→ **Exercise aim**: Your answer should be one number: how many lines of the data include the string "nitosi"?
* START Data entries *
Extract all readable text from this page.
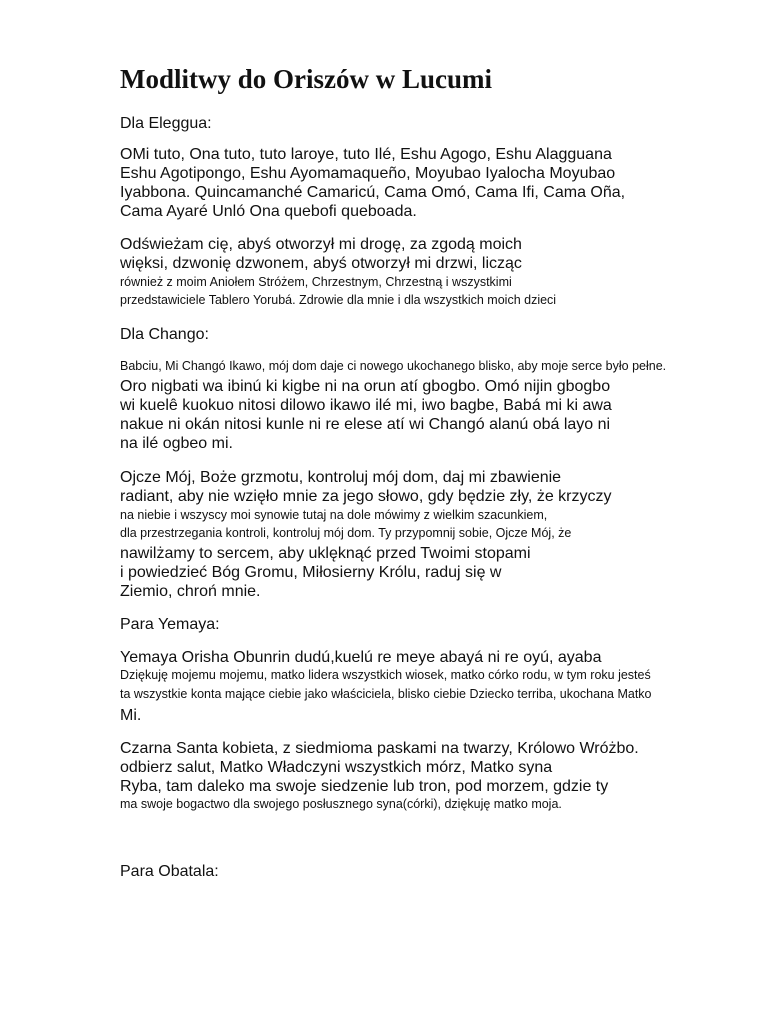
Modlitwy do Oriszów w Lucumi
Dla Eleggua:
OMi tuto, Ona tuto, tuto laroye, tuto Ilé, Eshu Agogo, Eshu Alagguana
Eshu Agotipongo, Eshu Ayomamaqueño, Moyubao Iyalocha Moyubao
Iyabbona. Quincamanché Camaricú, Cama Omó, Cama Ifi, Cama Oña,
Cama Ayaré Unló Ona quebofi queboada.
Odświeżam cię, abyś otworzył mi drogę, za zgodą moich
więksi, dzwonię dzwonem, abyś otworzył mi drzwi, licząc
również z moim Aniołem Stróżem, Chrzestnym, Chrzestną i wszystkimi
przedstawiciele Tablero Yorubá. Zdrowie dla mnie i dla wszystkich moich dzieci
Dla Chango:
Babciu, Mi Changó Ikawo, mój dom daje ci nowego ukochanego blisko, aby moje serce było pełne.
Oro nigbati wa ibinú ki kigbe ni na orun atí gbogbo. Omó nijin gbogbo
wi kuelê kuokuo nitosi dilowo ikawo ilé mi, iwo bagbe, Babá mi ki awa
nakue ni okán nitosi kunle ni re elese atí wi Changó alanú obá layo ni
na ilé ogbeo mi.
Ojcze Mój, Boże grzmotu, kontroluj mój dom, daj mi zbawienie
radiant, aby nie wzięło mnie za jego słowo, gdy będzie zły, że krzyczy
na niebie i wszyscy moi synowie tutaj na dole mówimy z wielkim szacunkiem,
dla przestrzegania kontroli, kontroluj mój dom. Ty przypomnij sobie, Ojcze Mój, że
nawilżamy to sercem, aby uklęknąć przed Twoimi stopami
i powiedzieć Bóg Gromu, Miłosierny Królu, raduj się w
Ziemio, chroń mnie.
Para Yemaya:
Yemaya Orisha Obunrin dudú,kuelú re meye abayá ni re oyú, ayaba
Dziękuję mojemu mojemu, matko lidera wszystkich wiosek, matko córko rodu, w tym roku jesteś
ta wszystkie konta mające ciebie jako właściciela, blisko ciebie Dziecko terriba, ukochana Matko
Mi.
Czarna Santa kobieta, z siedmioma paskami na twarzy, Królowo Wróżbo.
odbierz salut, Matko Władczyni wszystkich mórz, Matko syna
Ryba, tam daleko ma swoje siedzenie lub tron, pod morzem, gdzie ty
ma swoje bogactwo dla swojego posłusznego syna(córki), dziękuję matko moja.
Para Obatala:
* END Data entries *
→ **Output below**: 2